#### Task to complete:
List every line in this data where the string "glycol" occurs.
——————————
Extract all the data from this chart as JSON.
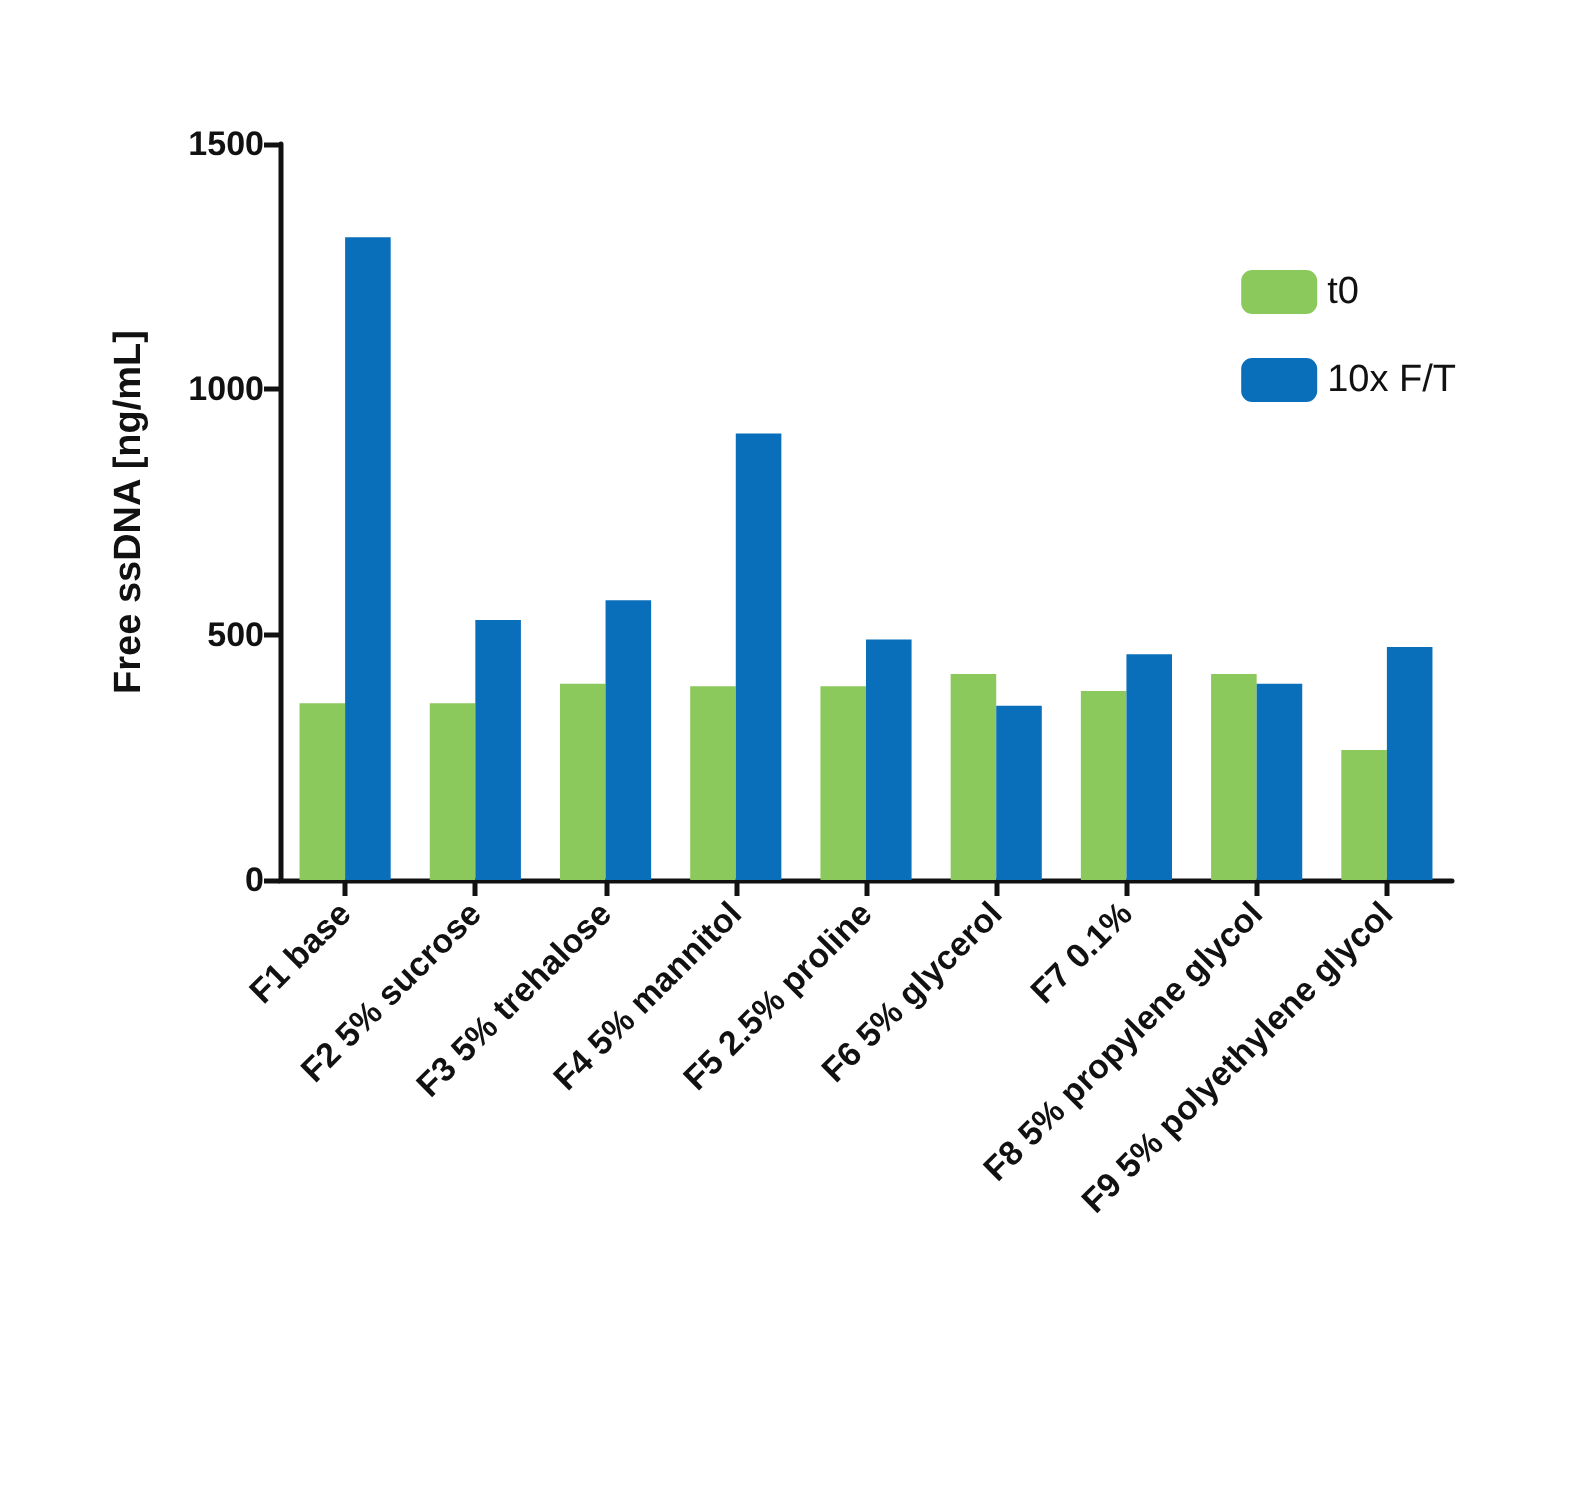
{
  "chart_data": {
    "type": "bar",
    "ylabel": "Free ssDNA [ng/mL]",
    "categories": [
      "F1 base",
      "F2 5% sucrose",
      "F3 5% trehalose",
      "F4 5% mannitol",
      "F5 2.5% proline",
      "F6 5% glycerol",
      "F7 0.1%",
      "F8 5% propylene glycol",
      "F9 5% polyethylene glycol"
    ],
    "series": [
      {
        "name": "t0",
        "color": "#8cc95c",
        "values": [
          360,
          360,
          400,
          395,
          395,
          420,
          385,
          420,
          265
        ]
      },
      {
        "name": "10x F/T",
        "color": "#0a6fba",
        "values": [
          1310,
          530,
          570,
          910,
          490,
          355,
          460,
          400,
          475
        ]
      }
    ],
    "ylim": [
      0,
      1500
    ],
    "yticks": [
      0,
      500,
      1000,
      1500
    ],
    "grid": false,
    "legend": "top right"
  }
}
——————————
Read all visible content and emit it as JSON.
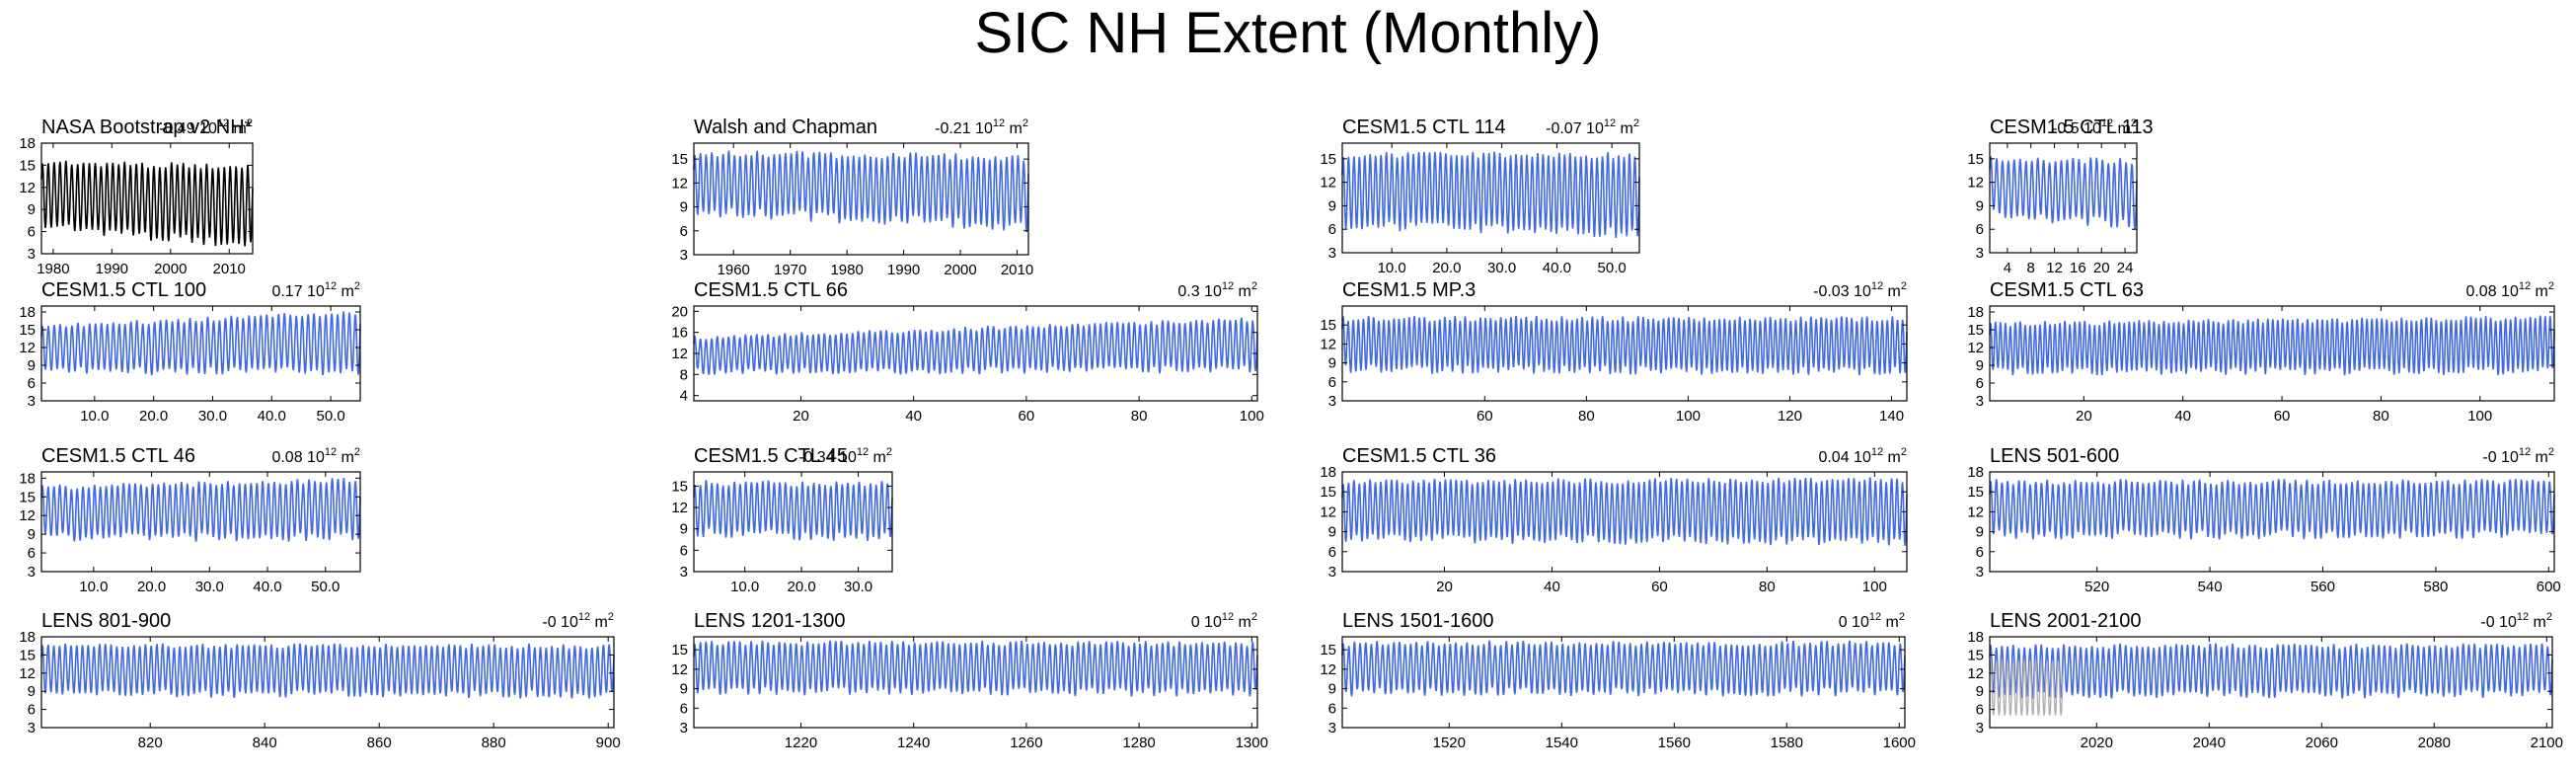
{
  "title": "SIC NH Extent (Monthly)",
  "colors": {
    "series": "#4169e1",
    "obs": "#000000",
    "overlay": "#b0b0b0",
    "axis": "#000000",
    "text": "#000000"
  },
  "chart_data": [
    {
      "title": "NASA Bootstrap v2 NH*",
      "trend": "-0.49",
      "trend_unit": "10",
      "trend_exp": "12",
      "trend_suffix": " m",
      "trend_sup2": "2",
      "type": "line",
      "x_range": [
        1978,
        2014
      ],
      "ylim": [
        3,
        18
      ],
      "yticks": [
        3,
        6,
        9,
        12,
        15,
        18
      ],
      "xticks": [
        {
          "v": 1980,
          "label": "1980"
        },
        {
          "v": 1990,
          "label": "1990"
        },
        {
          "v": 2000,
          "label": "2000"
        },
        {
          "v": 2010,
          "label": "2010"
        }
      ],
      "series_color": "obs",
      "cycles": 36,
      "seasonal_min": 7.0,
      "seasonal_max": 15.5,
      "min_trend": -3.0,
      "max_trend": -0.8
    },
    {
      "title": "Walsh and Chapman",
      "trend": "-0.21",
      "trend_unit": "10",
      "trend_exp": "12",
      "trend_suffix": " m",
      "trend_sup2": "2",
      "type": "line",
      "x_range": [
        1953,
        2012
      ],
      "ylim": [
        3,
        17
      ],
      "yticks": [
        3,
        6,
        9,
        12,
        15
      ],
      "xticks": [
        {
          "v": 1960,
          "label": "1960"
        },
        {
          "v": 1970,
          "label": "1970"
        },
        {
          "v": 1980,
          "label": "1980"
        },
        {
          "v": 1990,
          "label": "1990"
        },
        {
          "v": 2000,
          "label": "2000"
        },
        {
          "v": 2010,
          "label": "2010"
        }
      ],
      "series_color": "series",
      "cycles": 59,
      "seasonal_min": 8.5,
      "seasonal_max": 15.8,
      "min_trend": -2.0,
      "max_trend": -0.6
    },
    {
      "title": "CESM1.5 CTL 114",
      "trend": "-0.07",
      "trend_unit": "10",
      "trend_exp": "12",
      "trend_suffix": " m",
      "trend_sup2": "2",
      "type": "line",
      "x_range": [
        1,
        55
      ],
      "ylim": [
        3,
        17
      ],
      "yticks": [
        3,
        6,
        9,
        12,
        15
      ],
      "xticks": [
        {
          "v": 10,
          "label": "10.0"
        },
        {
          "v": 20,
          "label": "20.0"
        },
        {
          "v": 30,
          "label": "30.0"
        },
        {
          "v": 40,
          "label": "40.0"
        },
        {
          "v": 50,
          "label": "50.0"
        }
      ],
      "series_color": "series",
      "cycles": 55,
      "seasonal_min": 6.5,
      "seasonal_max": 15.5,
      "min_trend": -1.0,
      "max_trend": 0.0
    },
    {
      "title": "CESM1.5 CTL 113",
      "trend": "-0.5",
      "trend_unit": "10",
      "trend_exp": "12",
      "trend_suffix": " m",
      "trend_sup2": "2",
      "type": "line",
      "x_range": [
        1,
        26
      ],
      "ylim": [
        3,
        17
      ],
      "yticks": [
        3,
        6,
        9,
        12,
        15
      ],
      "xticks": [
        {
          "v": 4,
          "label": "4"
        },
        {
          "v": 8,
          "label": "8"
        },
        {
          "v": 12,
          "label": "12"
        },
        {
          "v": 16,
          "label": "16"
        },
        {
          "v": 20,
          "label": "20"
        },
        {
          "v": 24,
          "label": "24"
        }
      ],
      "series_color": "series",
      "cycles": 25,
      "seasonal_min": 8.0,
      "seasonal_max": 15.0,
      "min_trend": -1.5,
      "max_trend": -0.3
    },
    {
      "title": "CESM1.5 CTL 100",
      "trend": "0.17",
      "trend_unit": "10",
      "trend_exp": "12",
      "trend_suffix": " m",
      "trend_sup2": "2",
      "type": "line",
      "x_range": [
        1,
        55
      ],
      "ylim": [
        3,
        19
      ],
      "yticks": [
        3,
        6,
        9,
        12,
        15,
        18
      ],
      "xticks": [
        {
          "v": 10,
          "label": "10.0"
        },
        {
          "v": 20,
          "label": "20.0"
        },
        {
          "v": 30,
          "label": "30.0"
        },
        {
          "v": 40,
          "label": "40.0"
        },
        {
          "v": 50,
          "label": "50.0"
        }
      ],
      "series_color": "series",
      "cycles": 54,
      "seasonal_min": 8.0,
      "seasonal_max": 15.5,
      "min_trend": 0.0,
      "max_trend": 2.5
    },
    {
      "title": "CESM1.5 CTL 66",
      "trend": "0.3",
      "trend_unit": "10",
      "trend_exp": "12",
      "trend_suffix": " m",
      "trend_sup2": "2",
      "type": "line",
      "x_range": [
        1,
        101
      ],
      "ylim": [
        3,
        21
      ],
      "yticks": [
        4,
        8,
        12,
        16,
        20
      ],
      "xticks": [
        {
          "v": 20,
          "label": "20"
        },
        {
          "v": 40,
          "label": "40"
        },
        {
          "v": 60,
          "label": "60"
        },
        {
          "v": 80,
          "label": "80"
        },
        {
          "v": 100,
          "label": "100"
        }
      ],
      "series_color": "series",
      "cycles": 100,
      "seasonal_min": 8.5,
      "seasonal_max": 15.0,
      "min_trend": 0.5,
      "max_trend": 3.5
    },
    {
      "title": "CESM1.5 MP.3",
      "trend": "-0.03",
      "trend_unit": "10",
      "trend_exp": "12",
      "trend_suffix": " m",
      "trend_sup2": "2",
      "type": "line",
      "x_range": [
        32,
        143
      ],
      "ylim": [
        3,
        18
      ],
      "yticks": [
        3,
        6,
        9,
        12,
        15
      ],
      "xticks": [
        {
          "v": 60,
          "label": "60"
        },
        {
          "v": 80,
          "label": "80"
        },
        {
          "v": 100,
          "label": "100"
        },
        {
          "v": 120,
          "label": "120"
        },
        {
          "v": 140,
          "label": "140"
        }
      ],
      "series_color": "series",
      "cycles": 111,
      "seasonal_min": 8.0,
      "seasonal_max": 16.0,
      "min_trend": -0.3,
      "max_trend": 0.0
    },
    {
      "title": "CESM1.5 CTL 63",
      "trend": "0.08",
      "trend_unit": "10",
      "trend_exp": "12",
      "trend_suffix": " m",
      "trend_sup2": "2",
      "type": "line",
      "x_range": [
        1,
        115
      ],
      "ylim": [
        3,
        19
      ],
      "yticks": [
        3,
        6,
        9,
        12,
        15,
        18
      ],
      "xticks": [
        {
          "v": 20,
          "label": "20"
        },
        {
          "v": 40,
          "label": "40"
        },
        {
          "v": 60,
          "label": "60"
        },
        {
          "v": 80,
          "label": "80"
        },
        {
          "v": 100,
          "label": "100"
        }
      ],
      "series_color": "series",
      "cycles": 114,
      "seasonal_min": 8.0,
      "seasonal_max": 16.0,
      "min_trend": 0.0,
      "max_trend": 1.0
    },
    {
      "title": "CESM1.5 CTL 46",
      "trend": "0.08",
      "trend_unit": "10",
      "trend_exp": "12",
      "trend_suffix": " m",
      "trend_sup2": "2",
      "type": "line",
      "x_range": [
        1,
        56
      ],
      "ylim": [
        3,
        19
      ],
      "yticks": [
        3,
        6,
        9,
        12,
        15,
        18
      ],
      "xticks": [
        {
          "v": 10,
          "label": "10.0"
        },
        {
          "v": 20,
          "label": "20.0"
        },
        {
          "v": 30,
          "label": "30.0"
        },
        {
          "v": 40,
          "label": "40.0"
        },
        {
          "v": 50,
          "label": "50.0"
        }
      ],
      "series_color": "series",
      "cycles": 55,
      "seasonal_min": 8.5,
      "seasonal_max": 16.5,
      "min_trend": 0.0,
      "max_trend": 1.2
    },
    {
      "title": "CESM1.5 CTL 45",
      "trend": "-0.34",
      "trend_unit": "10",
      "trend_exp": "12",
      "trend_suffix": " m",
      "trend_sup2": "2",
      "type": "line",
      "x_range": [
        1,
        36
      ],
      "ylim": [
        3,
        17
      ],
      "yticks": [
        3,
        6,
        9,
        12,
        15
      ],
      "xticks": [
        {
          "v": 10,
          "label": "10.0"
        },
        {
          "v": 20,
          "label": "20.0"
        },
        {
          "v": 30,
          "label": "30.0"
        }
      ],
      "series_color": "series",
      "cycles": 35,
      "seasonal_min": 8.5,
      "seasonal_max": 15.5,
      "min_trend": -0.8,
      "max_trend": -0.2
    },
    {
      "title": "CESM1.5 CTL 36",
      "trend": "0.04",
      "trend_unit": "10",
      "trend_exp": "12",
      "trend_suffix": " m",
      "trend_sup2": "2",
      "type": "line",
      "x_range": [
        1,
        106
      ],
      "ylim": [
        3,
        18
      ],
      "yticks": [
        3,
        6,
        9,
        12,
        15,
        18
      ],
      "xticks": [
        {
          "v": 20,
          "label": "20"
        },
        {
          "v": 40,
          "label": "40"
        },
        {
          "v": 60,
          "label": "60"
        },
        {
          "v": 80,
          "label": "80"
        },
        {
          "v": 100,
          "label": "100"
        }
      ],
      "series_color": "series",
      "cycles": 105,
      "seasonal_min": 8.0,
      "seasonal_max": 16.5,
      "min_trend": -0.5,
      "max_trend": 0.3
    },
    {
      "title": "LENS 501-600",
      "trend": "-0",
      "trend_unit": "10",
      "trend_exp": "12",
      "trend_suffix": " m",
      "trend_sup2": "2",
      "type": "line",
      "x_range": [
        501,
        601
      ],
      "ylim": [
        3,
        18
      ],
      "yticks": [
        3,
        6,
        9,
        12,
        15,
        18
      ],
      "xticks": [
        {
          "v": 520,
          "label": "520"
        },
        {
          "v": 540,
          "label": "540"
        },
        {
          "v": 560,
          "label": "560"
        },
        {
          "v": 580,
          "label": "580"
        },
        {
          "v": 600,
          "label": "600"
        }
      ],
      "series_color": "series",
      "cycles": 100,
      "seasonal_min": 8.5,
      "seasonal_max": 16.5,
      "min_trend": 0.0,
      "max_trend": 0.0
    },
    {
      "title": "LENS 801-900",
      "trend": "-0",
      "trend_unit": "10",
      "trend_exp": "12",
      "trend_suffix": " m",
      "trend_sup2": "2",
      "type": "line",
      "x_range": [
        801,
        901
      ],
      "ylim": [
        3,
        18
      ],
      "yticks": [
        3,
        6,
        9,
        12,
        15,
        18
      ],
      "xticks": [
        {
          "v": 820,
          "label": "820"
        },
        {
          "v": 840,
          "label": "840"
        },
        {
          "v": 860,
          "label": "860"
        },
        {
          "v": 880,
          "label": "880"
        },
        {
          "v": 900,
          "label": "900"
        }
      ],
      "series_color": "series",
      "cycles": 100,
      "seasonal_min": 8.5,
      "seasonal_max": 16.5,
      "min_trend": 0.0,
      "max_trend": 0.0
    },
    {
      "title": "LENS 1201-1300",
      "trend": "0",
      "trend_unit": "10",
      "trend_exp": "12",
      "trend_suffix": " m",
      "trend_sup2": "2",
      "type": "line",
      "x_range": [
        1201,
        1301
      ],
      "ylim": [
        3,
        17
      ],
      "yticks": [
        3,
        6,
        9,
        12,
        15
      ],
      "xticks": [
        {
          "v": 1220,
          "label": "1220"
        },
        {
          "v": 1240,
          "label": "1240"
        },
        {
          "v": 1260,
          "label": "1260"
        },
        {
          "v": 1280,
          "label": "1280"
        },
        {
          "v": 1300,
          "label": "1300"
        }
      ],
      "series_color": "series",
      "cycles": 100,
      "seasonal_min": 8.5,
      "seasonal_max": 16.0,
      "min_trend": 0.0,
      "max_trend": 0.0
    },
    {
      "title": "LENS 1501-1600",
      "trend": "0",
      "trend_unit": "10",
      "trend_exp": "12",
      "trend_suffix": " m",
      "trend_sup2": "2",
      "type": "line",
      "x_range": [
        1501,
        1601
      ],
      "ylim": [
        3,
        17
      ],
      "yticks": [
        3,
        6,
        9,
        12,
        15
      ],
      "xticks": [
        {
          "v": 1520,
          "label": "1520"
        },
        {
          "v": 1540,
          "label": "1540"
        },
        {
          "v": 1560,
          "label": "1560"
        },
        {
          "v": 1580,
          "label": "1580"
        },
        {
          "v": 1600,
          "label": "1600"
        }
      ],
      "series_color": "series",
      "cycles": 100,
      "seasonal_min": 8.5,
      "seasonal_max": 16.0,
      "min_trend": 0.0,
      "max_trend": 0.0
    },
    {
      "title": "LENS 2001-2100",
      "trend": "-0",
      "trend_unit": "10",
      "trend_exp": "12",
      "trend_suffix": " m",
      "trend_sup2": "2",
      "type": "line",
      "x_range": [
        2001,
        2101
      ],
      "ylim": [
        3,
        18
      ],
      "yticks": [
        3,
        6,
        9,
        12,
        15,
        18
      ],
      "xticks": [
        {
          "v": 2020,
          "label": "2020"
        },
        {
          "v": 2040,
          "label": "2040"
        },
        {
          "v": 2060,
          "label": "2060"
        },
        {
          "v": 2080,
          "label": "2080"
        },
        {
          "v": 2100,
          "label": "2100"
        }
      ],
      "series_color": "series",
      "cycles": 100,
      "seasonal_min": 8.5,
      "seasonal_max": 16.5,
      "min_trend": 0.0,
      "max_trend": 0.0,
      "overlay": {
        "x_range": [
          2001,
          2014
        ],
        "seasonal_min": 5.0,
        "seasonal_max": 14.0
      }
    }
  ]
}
——————————
#### Reply to the exercise:
      "F8 5% propylene glycol",
      "F9 5% polyethylene glycol"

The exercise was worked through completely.